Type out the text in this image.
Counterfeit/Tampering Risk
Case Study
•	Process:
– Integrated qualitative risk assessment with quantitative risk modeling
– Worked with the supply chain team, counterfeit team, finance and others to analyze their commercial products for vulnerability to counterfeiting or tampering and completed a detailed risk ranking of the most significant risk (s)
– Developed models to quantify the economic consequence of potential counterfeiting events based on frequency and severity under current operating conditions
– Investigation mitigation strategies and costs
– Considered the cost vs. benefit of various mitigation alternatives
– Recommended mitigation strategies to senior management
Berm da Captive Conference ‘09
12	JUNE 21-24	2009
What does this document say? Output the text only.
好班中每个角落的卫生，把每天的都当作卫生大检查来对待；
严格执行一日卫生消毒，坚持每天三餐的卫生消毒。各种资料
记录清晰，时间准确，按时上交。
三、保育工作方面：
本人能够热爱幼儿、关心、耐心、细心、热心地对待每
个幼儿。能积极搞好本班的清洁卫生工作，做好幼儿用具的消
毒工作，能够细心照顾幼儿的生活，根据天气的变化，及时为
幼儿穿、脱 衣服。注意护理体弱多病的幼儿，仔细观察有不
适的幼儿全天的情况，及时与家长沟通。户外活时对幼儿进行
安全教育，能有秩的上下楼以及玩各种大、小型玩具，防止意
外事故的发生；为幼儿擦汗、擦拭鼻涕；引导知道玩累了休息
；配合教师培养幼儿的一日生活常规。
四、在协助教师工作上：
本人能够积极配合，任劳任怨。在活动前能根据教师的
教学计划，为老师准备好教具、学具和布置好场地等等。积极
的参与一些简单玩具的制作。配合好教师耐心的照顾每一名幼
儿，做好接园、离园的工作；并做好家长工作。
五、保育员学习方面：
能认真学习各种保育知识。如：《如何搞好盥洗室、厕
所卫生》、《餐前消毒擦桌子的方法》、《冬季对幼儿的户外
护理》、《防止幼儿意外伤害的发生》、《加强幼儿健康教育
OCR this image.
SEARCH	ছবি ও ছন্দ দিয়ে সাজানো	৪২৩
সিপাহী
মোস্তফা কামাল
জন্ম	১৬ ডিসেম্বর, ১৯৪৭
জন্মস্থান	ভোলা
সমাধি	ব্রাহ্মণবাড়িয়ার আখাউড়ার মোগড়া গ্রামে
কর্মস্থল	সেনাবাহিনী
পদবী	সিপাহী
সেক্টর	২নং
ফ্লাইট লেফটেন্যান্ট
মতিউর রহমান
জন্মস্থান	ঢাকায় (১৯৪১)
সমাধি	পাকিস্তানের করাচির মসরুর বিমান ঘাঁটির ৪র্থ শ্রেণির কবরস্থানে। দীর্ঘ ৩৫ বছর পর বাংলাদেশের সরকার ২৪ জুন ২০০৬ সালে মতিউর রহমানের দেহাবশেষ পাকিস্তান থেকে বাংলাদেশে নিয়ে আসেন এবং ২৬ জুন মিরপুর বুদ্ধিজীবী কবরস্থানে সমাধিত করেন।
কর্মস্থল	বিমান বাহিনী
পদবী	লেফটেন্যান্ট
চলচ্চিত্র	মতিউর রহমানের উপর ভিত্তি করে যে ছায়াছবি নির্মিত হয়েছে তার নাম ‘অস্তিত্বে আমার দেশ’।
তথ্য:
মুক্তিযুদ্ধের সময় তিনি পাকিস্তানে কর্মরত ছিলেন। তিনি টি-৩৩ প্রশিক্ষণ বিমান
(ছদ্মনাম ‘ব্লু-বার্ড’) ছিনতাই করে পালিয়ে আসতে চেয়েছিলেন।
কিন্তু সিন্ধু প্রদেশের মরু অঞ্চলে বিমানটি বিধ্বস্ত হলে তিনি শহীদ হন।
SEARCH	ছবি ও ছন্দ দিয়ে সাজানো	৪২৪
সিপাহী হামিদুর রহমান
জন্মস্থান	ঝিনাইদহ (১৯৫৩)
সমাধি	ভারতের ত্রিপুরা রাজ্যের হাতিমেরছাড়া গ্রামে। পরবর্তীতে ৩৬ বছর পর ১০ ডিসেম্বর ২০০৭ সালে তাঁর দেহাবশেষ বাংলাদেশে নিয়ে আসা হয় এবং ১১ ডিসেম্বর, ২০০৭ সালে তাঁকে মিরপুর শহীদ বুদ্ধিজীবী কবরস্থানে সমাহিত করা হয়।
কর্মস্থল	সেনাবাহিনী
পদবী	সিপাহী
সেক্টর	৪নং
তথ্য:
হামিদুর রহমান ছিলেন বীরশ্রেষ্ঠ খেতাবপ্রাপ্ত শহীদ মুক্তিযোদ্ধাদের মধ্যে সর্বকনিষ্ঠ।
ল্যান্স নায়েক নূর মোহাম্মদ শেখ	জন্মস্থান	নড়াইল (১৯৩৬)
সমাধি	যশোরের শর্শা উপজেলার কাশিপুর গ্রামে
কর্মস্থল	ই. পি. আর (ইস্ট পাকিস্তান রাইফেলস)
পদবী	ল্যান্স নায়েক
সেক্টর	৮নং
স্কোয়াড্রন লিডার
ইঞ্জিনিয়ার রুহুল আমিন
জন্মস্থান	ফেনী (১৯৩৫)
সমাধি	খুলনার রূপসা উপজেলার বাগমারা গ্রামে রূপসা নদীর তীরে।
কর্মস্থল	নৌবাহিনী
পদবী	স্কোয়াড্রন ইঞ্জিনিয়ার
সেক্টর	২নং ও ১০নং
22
******************************
(WRITTEN PROBLEM) Quote, word for word, every line starting at the one that contains "OCR this image." and ending with the final line of the entries.

(ANSWER IN FULL)
OCR this image.
SEARCH	ছবি ও ছন্দ দিয়ে সাজানো	৪২৩
সিপাহী
মোস্তফা কামাল
জন্ম	১৬ ডিসেম্বর, ১৯৪৭
জন্মস্থান	ভোলা
সমাধি	ব্রাহ্মণবাড়িয়ার আখাউড়ার মোগড়া গ্রামে
কর্মস্থল	সেনাবাহিনী
পদবী	সিপাহী
সেক্টর	২নং
ফ্লাইট লেফটেন্যান্ট
মতিউর রহমান
জন্মস্থান	ঢাকায় (১৯৪১)
সমাধি	পাকিস্তানের করাচির মসরুর বিমান ঘাঁটির ৪র্থ শ্রেণির কবরস্থানে। দীর্ঘ ৩৫ বছর পর বাংলাদেশের সরকার ২৪ জুন ২০০৬ সালে মতিউর রহমানের দেহাবশেষ পাকিস্তান থেকে বাংলাদেশে নিয়ে আসেন এবং ২৬ জুন মিরপুর বুদ্ধিজীবী কবরস্থানে সমাধিত করেন।
কর্মস্থল	বিমান বাহিনী
পদবী	লেফটেন্যান্ট
চলচ্চিত্র	মতিউর রহমানের উপর ভিত্তি করে যে ছায়াছবি নির্মিত হয়েছে তার নাম ‘অস্তিত্বে আমার দেশ’।
তথ্য:
মুক্তিযুদ্ধের সময় তিনি পাকিস্তানে কর্মরত ছিলেন। তিনি টি-৩৩ প্রশিক্ষণ বিমান
(ছদ্মনাম ‘ব্লু-বার্ড’) ছিনতাই করে পালিয়ে আসতে চেয়েছিলেন।
কিন্তু সিন্ধু প্রদেশের মরু অঞ্চলে বিমানটি বিধ্বস্ত হলে তিনি শহীদ হন।
SEARCH	ছবি ও ছন্দ দিয়ে সাজানো	৪২৪
সিপাহী হামিদুর রহমান
জন্মস্থান	ঝিনাইদহ (১৯৫৩)
সমাধি	ভারতের ত্রিপুরা রাজ্যের হাতিমেরছাড়া গ্রামে। পরবর্তীতে ৩৬ বছর পর ১০ ডিসেম্বর ২০০৭ সালে তাঁর দেহাবশেষ বাংলাদেশে নিয়ে আসা হয় এবং ১১ ডিসেম্বর, ২০০৭ সালে তাঁকে মিরপুর শহীদ বুদ্ধিজীবী কবরস্থানে সমাহিত করা হয়।
কর্মস্থল	সেনাবাহিনী
পদবী	সিপাহী
সেক্টর	৪নং
তথ্য:
হামিদুর রহমান ছিলেন বীরশ্রেষ্ঠ খেতাবপ্রাপ্ত শহীদ মুক্তিযোদ্ধাদের মধ্যে সর্বকনিষ্ঠ।
ল্যান্স নায়েক নূর মোহাম্মদ শেখ	জন্মস্থান	নড়াইল (১৯৩৬)
সমাধি	যশোরের শর্শা উপজেলার কাশিপুর গ্রামে
কর্মস্থল	ই. পি. আর (ইস্ট পাকিস্তান রাইফেলস)
পদবী	ল্যান্স নায়েক
সেক্টর	৮নং
স্কোয়াড্রন লিডার
ইঞ্জিনিয়ার রুহুল আমিন
জন্মস্থান	ফেনী (১৯৩৫)
সমাধি	খুলনার রূপসা উপজেলার বাগমারা গ্রামে রূপসা নদীর তীরে।
কর্মস্থল	নৌবাহিনী
পদবী	স্কোয়াড্রন ইঞ্জিনিয়ার
সেক্টর	২নং ও ১০নং
22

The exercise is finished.